What you have to do: Extract, from the listing that follows, each line containing the word "pincement".
========================
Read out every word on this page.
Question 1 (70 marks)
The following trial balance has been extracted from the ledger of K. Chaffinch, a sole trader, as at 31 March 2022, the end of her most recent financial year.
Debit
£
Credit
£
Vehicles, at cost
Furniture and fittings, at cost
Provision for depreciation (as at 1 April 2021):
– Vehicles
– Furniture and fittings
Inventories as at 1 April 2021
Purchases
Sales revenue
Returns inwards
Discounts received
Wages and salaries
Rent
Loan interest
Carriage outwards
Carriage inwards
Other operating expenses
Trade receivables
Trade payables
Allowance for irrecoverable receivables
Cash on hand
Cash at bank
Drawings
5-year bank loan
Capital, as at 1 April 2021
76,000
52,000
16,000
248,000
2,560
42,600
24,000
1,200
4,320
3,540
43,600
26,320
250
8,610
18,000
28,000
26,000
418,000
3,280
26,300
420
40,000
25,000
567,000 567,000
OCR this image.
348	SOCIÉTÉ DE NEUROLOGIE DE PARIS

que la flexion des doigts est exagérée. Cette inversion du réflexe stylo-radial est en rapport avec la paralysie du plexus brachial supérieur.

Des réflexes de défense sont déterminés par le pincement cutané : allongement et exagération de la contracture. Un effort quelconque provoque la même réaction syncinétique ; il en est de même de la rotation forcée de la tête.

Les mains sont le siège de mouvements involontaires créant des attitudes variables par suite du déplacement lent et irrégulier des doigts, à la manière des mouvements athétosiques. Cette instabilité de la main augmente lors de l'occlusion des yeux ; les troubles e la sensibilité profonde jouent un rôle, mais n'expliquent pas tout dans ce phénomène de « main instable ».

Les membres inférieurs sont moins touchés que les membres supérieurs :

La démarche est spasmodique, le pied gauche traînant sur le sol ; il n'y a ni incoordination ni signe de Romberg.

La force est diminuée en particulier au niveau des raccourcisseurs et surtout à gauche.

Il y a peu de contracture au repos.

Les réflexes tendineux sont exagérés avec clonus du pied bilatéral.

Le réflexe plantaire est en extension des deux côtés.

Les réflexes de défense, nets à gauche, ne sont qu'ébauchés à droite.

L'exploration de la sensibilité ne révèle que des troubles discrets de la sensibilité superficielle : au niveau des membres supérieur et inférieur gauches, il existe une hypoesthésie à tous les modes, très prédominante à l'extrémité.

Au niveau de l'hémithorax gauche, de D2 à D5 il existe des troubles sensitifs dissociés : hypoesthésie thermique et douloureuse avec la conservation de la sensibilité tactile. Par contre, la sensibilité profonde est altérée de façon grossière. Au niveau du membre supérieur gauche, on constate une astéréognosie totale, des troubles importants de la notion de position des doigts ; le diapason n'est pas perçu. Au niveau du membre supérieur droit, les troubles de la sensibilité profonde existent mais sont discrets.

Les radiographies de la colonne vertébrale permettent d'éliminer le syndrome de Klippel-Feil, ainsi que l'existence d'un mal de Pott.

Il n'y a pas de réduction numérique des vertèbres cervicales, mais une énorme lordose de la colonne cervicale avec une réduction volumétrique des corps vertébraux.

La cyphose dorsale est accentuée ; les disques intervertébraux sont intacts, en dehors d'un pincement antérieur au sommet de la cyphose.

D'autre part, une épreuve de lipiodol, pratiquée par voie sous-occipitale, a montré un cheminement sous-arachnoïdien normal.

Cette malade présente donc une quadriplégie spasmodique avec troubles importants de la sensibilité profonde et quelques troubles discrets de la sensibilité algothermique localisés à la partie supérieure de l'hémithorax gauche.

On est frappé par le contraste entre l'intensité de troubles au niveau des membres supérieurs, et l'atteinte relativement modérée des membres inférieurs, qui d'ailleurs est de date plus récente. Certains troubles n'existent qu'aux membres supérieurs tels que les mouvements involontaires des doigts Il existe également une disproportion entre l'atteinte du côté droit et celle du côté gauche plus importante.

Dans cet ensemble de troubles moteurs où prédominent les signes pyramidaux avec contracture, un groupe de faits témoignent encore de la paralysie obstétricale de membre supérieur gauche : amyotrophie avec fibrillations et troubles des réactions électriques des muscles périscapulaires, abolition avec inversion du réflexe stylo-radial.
========================
Written solution:
Des réflexes de défense sont déterminés par le pincement cutané : allongement et exagération de la contracture. Un effort quelconque provoque la même réaction syncinétique ; il en est de même de la rotation forcée de la tête.
La cyphose dorsale est accentuée ; les disques intervertébraux sont intacts, en dehors d'un pincement antérieur au sommet de la cyphose.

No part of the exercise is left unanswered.